> **Problem to work on**:
Check every line of the material below for "wartości". Give the number of lines that have it, and only that.

--------

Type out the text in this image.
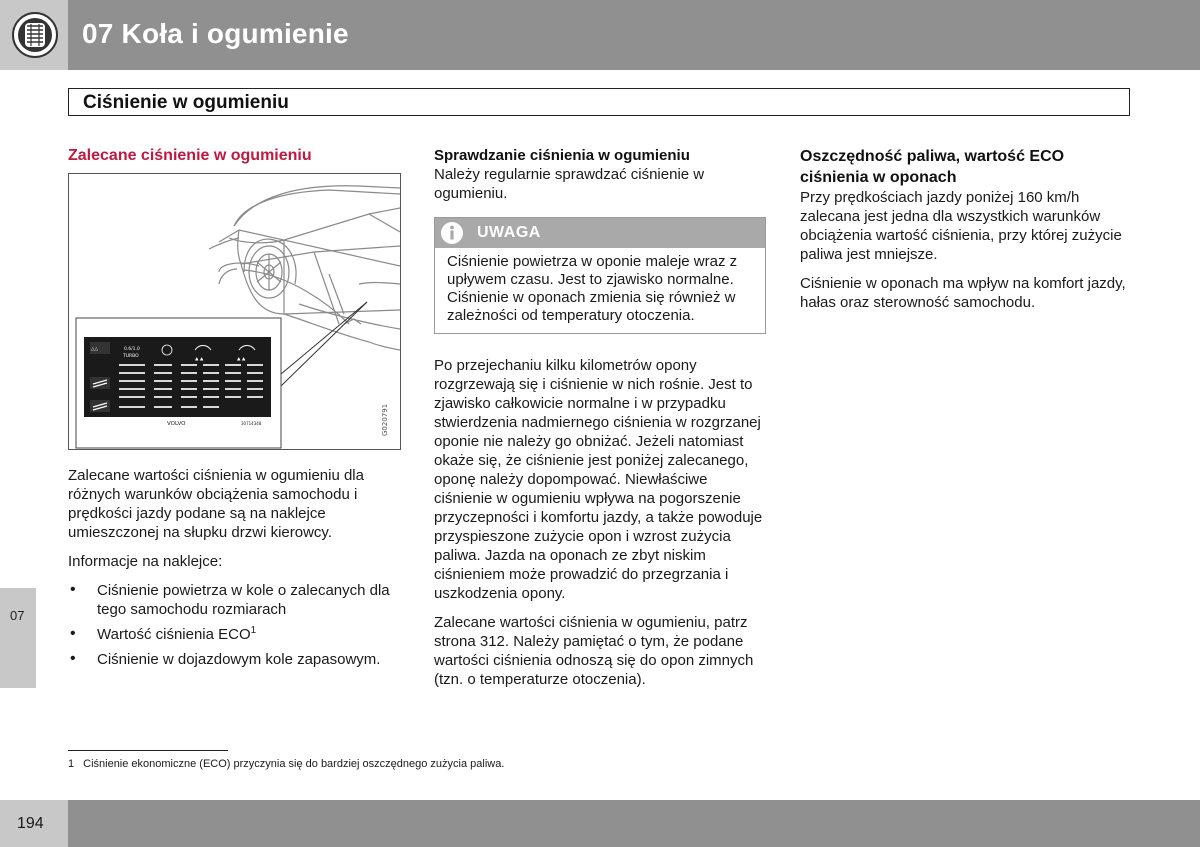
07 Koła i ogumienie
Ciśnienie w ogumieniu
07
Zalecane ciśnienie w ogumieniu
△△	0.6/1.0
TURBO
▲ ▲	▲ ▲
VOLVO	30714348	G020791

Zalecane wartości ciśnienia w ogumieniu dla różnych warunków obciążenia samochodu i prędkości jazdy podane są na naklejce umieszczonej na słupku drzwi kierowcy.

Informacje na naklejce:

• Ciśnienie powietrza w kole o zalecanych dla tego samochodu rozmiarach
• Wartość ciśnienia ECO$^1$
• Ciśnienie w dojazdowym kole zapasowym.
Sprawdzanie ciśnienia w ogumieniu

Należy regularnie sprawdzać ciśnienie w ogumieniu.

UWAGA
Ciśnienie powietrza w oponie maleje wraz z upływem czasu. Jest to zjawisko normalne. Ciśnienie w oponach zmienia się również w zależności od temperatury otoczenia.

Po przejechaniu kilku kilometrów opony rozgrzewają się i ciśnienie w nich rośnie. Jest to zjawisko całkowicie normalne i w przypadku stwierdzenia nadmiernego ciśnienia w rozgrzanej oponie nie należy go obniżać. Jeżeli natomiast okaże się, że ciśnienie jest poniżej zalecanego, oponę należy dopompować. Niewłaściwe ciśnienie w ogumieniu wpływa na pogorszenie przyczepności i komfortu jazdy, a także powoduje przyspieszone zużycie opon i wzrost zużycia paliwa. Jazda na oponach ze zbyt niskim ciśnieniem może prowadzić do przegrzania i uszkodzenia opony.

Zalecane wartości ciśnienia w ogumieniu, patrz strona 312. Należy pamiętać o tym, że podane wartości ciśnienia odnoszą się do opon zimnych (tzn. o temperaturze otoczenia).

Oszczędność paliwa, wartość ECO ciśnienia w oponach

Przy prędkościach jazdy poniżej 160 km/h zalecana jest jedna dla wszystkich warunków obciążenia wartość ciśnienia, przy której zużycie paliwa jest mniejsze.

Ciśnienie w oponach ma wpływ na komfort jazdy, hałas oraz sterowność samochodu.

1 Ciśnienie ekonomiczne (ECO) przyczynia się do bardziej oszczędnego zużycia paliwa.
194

--------

> **Expected output**:
2